• Work to be completed: Each line that holds the word "median" should be returned.

━━ Material for this exercise ━━

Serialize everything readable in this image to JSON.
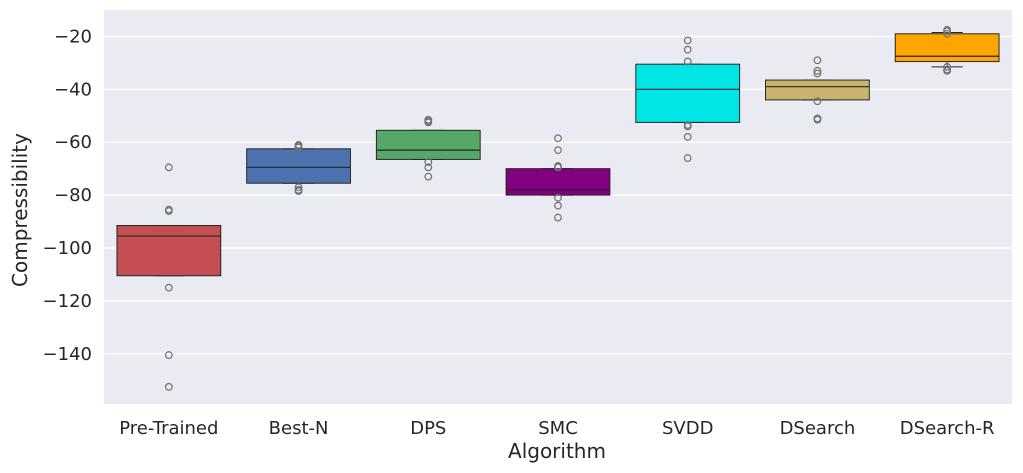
{
  "chart_data": {
    "type": "boxplot",
    "title": "",
    "xlabel": "Algorithm",
    "ylabel": "Compressibility",
    "ylim": [
      -159,
      -10
    ],
    "yticks": [
      -20,
      -40,
      -60,
      -80,
      -100,
      -120,
      -140
    ],
    "ytick_labels": [
      "−20",
      "−40",
      "−60",
      "−80",
      "−100",
      "−120",
      "−140"
    ],
    "grid": true,
    "categories": [
      "Pre-Trained",
      "Best-N",
      "DPS",
      "SMC",
      "SVDD",
      "DSearch",
      "DSearch-R"
    ],
    "boxes": [
      {
        "category": "Pre-Trained",
        "color": "#c44e52",
        "q1": -110.5,
        "median": -95.5,
        "q3": -91.5,
        "whisker_low": -110.5,
        "whisker_high": -91.5,
        "outliers": [
          -69.5,
          -85.5,
          -86,
          -115,
          -140.5,
          -152.5
        ]
      },
      {
        "category": "Best-N",
        "color": "#4c72b0",
        "q1": -75.5,
        "median": -69.5,
        "q3": -62.5,
        "whisker_low": -75.5,
        "whisker_high": -62.5,
        "outliers": [
          -61,
          -61.5,
          -62,
          -77,
          -78,
          -78.5
        ]
      },
      {
        "category": "DPS",
        "color": "#55a868",
        "q1": -66.5,
        "median": -63,
        "q3": -55.5,
        "whisker_low": -66.5,
        "whisker_high": -55.5,
        "outliers": [
          -51.5,
          -52,
          -52.5,
          -67.5,
          -69.5,
          -73
        ]
      },
      {
        "category": "SMC",
        "color": "#800080",
        "q1": -80,
        "median": -78,
        "q3": -70,
        "whisker_low": -80,
        "whisker_high": -70,
        "outliers": [
          -58.5,
          -63,
          -69,
          -69.5,
          -81,
          -84,
          -88.5
        ]
      },
      {
        "category": "SVDD",
        "color": "#00e5e5",
        "q1": -52.5,
        "median": -40,
        "q3": -30.5,
        "whisker_low": -52.5,
        "whisker_high": -30.5,
        "outliers": [
          -21.5,
          -25,
          -29.5,
          -53.5,
          -54,
          -58,
          -66
        ]
      },
      {
        "category": "DSearch",
        "color": "#c8b46e",
        "q1": -44,
        "median": -39,
        "q3": -36.5,
        "whisker_low": -44,
        "whisker_high": -36.5,
        "outliers": [
          -29,
          -33,
          -34,
          -44.5,
          -51,
          -51.5
        ]
      },
      {
        "category": "DSearch-R",
        "color": "#ffa500",
        "q1": -29.5,
        "median": -27.5,
        "q3": -19,
        "whisker_low": -31.5,
        "whisker_high": -18.5,
        "outliers": [
          -17.5,
          -18,
          -19,
          -31.5,
          -32.5,
          -33
        ]
      }
    ]
  }
}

━━━

• Output of the exercise:
        "median": -95.5,
        "median": -69.5,
        "median": -63,
        "median": -78,
        "median": -40,
        "median": -39,
        "median": -27.5,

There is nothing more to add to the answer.